§ **WHAT TO DO**:
Make an exact copy of all the entries, with the pictures left out.

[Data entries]

---

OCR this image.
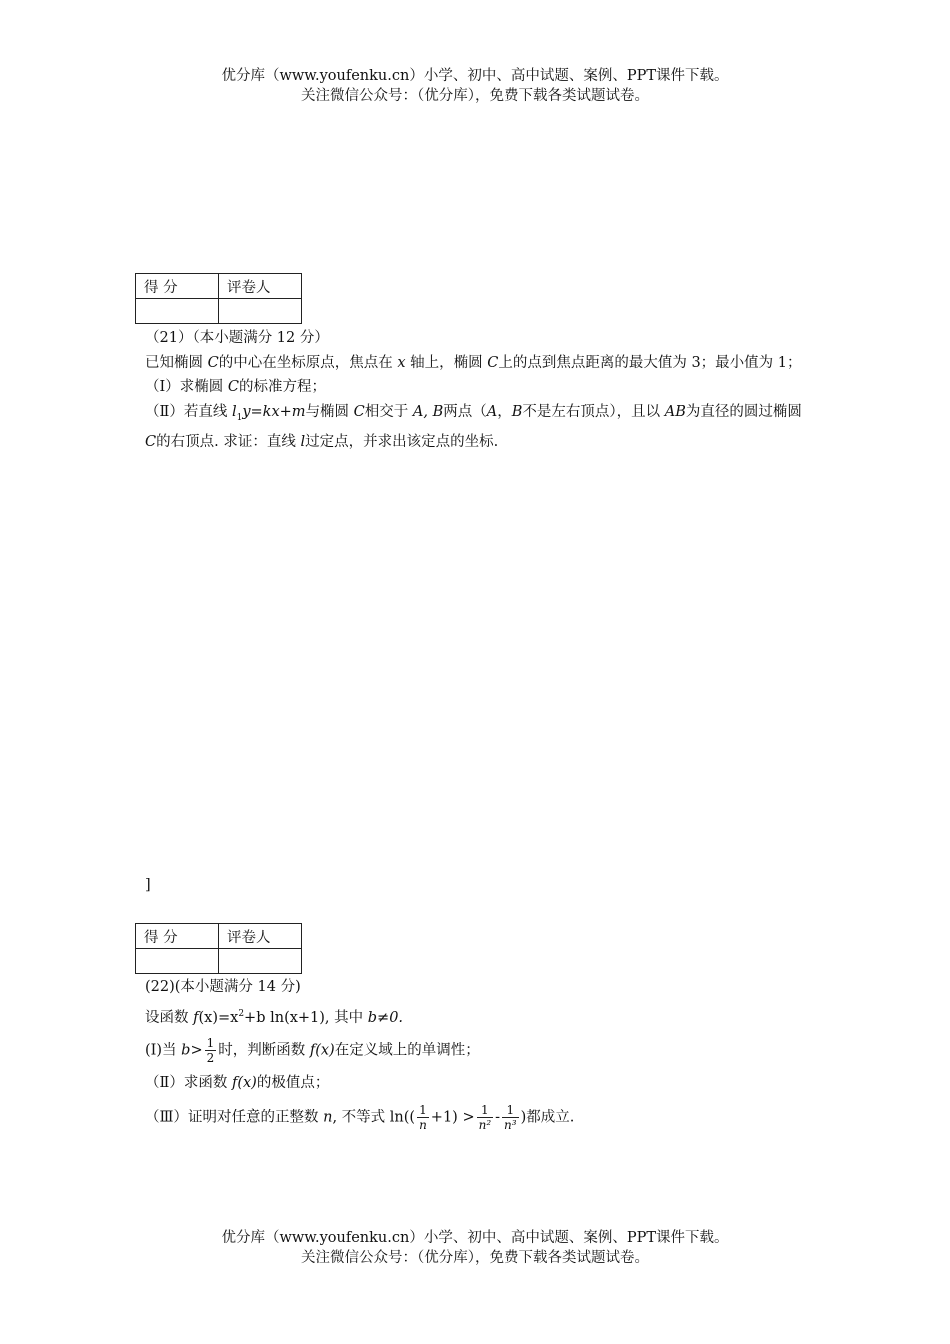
优分库（www.youfenku.cn）小学、初中、高中试题、案例、PPT课件下载。
关注微信公众号：（优分库），免费下载各类试题试卷。
得 分	评卷人

（21）（本小题满分 12 分）
已知椭圆 C的中心在坐标原点，焦点在 x 轴上，椭圆 C上的点到焦点距离的最大值为 3；最小值为 1；
（Ⅰ）求椭圆 C的标准方程；
（Ⅱ）若直线 $l_1y=kx+m$与椭圆 C相交于 A, B两点（A，B不是左右顶点），且以 AB为直径的圆过椭圆 C的右顶点. 求证：直线 l过定点，并求出该定点的坐标.
]
得 分	评卷人

(22)(本小题满分 14 分)
设函数 $f(x)=x^2+b$ ln(x+1), 其中 b≠0.
(Ⅰ)当 $b> \frac{1}{2}$ 时，判断函数 f(x)在定义域上的单调性；
（Ⅱ）求函数 f(x)的极值点；
（Ⅲ）证明对任意的正整数 n, 不等式 $\ln(( \frac{1}{n} +1) > \frac{1}{\text{n²}} - \frac{1}{\text{n³}}$ )都成立.
优分库（www.youfenku.cn）小学、初中、高中试题、案例、PPT课件下载。
关注微信公众号：（优分库），免费下载各类试题试卷。
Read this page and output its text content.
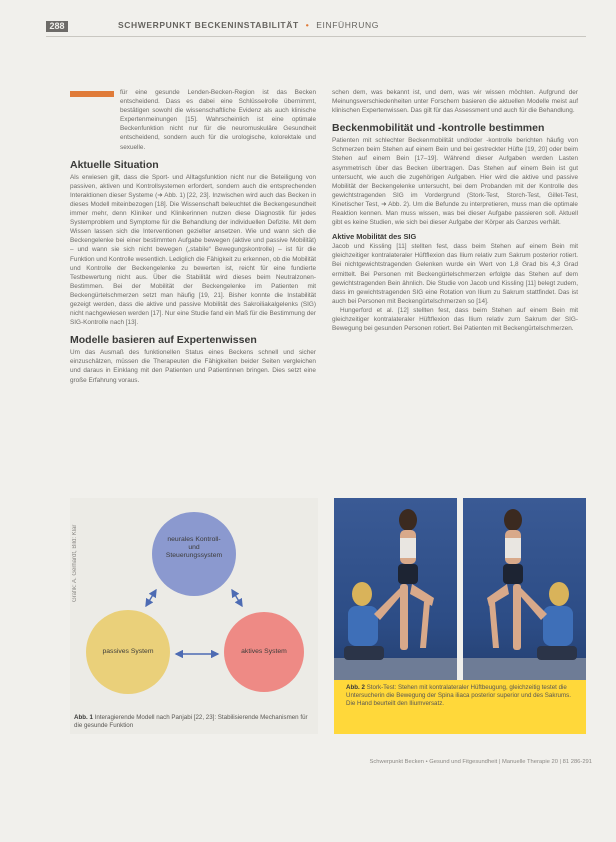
288	SCHWERPUNKT BECKENINSTABILITÄT • EINFÜHRUNG

für eine gesunde Lenden-Becken-Region ist das Becken entscheidend. Dass es dabei eine Schlüsselrolle übernimmt, bestätigen sowohl die wissenschaftliche Evidenz als auch klinische Expertenmeinungen [15]. Wahrscheinlich ist eine optimale Beckenfunktion nicht nur für die neuromuskuläre Gesundheit entscheidend, sondern auch für die urologische, kolorektale und sexuelle.

Aktuelle Situation

Als erwiesen gilt, dass die Sport- und Alltagsfunktion nicht nur die Beteiligung von passiven, aktiven und Kontrollsystemen erfordert, sondern auch die entsprechenden Interaktionen dieser Systeme (➜ Abb. 1) [22, 23]. Inzwischen wird auch das Becken in dieses Modell miteinbezogen [18]. Die Wissenschaft beleuchtet die Beckengesundheit immer mehr, denn Kliniker und Klinikerinnen nutzen diese Diagnostik für jedes Systemproblem und Symptome für die Behandlung der individuellen Defizite. Mit dem Wissen lassen sich die Interventionen gezielter ansetzen. Wie und wann sich die Beckengelenke bei einer bestimmten Aufgabe bewegen (aktive und passive Mobilität) – und wann sie sich nicht bewegen („stabile“ Bewegungskontrolle) – ist für die Funktion und Kontrolle wesentlich. Lediglich die Fähigkeit zu erkennen, ob die Mobilität und Kontrolle der Beckengelenke zu bewerten ist, reicht für eine fundierte Testbewertung nicht aus. Über die Stabilität wird dieses beim Neutralzonen-Bestimmen. Bei der Mobilität der Beckengelenke im Patienten mit Beckengürtelschmerzen setzt man häufig [19, 21]. Bisher konnte die Instabilität gezeigt werden, dass die aktive und passive Mobilität des Sakroiliakalgelenks (SIG) nicht nachgewiesen werden [17]. Nur eine Studie fand ein Maß für die Bestimmung der SIG-Kontrolle nach [13].

Modelle basieren auf Expertenwissen

Um das Ausmaß des funktionellen Status eines Beckens schnell und sicher einzuschätzen, müssen die Therapeuten die Fähigkeiten beider Seiten vergleichen und daraus in Einklang mit den Patienten und Patientinnen bringen. Dies setzt eine große Erfahrung voraus.

schen dem, was bekannt ist, und dem, was wir wissen möchten. Aufgrund der Meinungsverschiedenheiten unter Forschern basieren die aktuellen Modelle meist auf klinischen Expertenwissen. Das gilt für das Assessment und auch für die Behandlung.

Beckenmobilität und -kontrolle bestimmen

Patienten mit schlechter Beckenmobilität und/oder -kontrolle berichten häufig von Schmerzen beim Stehen auf einem Bein und bei gestreckter Hüfte [19, 20] oder beim Stehen auf einem Bein [17–19]. Während dieser Aufgaben werden Lasten asymmetrisch über das Becken übertragen. Das Stehen auf einem Bein ist gut untersucht, wie auch die zugehörigen Aufgaben. Hier wird die aktive und passive Mobilität der Beckengelenke untersucht, bei dem Probanden mit der Kontrolle des gewichtstragenden SIG im Vordergrund (Stork-Test, Storch-Test, Gillet-Test, Kinetischer Test, ➜ Abb. 2). Um die Befunde zu interpretieren, muss man die optimale Reaktion kennen. Man muss wissen, was bei dieser Aufgabe passieren soll. Aktuell gibt es keine Studien, wie sich bei dieser Aufgabe der Körper als Ganzes verhält.

Aktive Mobilität des SIG

Jacob und Kissling [11] stellten fest, dass beim Stehen auf einem Bein mit gleichzeitiger kontralateraler Hüftflexion das Ilium relativ zum Sakrum posterior rotiert. Bei nichtgewichtstragenden Gelenken wurde ein Wert von 1,8 Grad bis 4,3 Grad ermittelt. Bei Personen mit Beckengürtelschmerzen erfolgte das Stehen auf dem gewichtstragenden Bein ähnlich. Die Studie von Jacob und Kissling [11] belegt zudem, dass im gewichtstragenden SIG eine Rotation von Ilium zu Sakrum stattfindet. Das ist auch bei Personen mit Beckengürtelschmerzen so [14].

Hungerford et al. [12] stellten fest, dass beim Stehen auf einem Bein mit gleichzeitiger kontralateraler Hüftflexion das Ilium relativ zum Sakrum der SIG-Bewegung bei gesunden Personen rotiert. Bei Patienten mit Beckengürtelschmerzen.

Grafik: A. Gerhardt, Bild: Klar	neurales Kontroll- und Steuerungssystem
passives System	aktives System
Abb. 1 Interagierende Modell nach Panjabi [22, 23]: Stabilisierende Mechanismen für die gesunde Funktion
Abb. 2 Stork-Test: Stehen mit kontralateraler Hüftbeugung, gleichzeitig testet die Untersucherin die Bewegung der Spina iliaca posterior superior und des Sakrums. Die Hand beurteilt den Iliumversatz.
Schwerpunkt Becken • Gesund und Fitgesundheit | Manuelle Therapie 20 | 81 286-291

---

§ **SOLUTION BELOW**:
OCR this image.
优分库（www.youfenku.cn）小学、初中、高中试题、案例、PPT课件下载。
关注微信公众号：（优分库），免费下载各类试题试卷。
得 分	评卷人

（21）（本小题满分 12 分）
已知椭圆 C的中心在坐标原点，焦点在 x 轴上，椭圆 C上的点到焦点距离的最大值为 3；最小值为 1；
（Ⅰ）求椭圆 C的标准方程；
（Ⅱ）若直线 $l_1y=kx+m$与椭圆 C相交于 A, B两点（A，B不是左右顶点），且以 AB为直径的圆过椭圆 C的右顶点. 求证：直线 l过定点，并求出该定点的坐标.
]
得 分	评卷人

(22)(本小题满分 14 分)
设函数 $f(x)=x^2+b$ ln(x+1), 其中 b≠0.
(Ⅰ)当 $b> \frac{1}{2}$ 时，判断函数 f(x)在定义域上的单调性；
（Ⅱ）求函数 f(x)的极值点；
（Ⅲ）证明对任意的正整数 n, 不等式 $\ln(( \frac{1}{n} +1) > \frac{1}{\text{n²}} - \frac{1}{\text{n³}}$ )都成立.
优分库（www.youfenku.cn）小学、初中、高中试题、案例、PPT课件下载。
关注微信公众号：（优分库），免费下载各类试题试卷。
Read this page and output its text content.
288	SCHWERPUNKT BECKENINSTABILITÄT • EINFÜHRUNG

für eine gesunde Lenden-Becken-Region ist das Becken entscheidend. Dass es dabei eine Schlüsselrolle übernimmt, bestätigen sowohl die wissenschaftliche Evidenz als auch klinische Expertenmeinungen [15]. Wahrscheinlich ist eine optimale Beckenfunktion nicht nur für die neuromuskuläre Gesundheit entscheidend, sondern auch für die urologische, kolorektale und sexuelle.

Aktuelle Situation

Als erwiesen gilt, dass die Sport- und Alltagsfunktion nicht nur die Beteiligung von passiven, aktiven und Kontrollsystemen erfordert, sondern auch die entsprechenden Interaktionen dieser Systeme (➜ Abb. 1) [22, 23]. Inzwischen wird auch das Becken in dieses Modell miteinbezogen [18]. Die Wissenschaft beleuchtet die Beckengesundheit immer mehr, denn Kliniker und Klinikerinnen nutzen diese Diagnostik für jedes Systemproblem und Symptome für die Behandlung der individuellen Defizite. Mit dem Wissen lassen sich die Interventionen gezielter ansetzen. Wie und wann sich die Beckengelenke bei einer bestimmten Aufgabe bewegen (aktive und passive Mobilität) – und wann sie sich nicht bewegen („stabile“ Bewegungskontrolle) – ist für die Funktion und Kontrolle wesentlich. Lediglich die Fähigkeit zu erkennen, ob die Mobilität und Kontrolle der Beckengelenke zu bewerten ist, reicht für eine fundierte Testbewertung nicht aus. Über die Stabilität wird dieses beim Neutralzonen-Bestimmen. Bei der Mobilität der Beckengelenke im Patienten mit Beckengürtelschmerzen setzt man häufig [19, 21]. Bisher konnte die Instabilität gezeigt werden, dass die aktive und passive Mobilität des Sakroiliakalgelenks (SIG) nicht nachgewiesen werden [17]. Nur eine Studie fand ein Maß für die Bestimmung der SIG-Kontrolle nach [13].

Modelle basieren auf Expertenwissen

Um das Ausmaß des funktionellen Status eines Beckens schnell und sicher einzuschätzen, müssen die Therapeuten die Fähigkeiten beider Seiten vergleichen und daraus in Einklang mit den Patienten und Patientinnen bringen. Dies setzt eine große Erfahrung voraus.

schen dem, was bekannt ist, und dem, was wir wissen möchten. Aufgrund der Meinungsverschiedenheiten unter Forschern basieren die aktuellen Modelle meist auf klinischen Expertenwissen. Das gilt für das Assessment und auch für die Behandlung.

Beckenmobilität und -kontrolle bestimmen

Patienten mit schlechter Beckenmobilität und/oder -kontrolle berichten häufig von Schmerzen beim Stehen auf einem Bein und bei gestreckter Hüfte [19, 20] oder beim Stehen auf einem Bein [17–19]. Während dieser Aufgaben werden Lasten asymmetrisch über das Becken übertragen. Das Stehen auf einem Bein ist gut untersucht, wie auch die zugehörigen Aufgaben. Hier wird die aktive und passive Mobilität der Beckengelenke untersucht, bei dem Probanden mit der Kontrolle des gewichtstragenden SIG im Vordergrund (Stork-Test, Storch-Test, Gillet-Test, Kinetischer Test, ➜ Abb. 2). Um die Befunde zu interpretieren, muss man die optimale Reaktion kennen. Man muss wissen, was bei dieser Aufgabe passieren soll. Aktuell gibt es keine Studien, wie sich bei dieser Aufgabe der Körper als Ganzes verhält.

Aktive Mobilität des SIG

Jacob und Kissling [11] stellten fest, dass beim Stehen auf einem Bein mit gleichzeitiger kontralateraler Hüftflexion das Ilium relativ zum Sakrum posterior rotiert. Bei nichtgewichtstragenden Gelenken wurde ein Wert von 1,8 Grad bis 4,3 Grad ermittelt. Bei Personen mit Beckengürtelschmerzen erfolgte das Stehen auf dem gewichtstragenden Bein ähnlich. Die Studie von Jacob und Kissling [11] belegt zudem, dass im gewichtstragenden SIG eine Rotation von Ilium zu Sakrum stattfindet. Das ist auch bei Personen mit Beckengürtelschmerzen so [14].

Hungerford et al. [12] stellten fest, dass beim Stehen auf einem Bein mit gleichzeitiger kontralateraler Hüftflexion das Ilium relativ zum Sakrum der SIG-Bewegung bei gesunden Personen rotiert. Bei Patienten mit Beckengürtelschmerzen.

Grafik: A. Gerhardt, Bild: Klar	neurales Kontroll- und Steuerungssystem
passives System	aktives System
Abb. 1 Interagierende Modell nach Panjabi [22, 23]: Stabilisierende Mechanismen für die gesunde Funktion
Abb. 2 Stork-Test: Stehen mit kontralateraler Hüftbeugung, gleichzeitig testet die Untersucherin die Bewegung der Spina iliaca posterior superior und des Sakrums. Die Hand beurteilt den Iliumversatz.
Schwerpunkt Becken • Gesund und Fitgesundheit | Manuelle Therapie 20 | 81 286-291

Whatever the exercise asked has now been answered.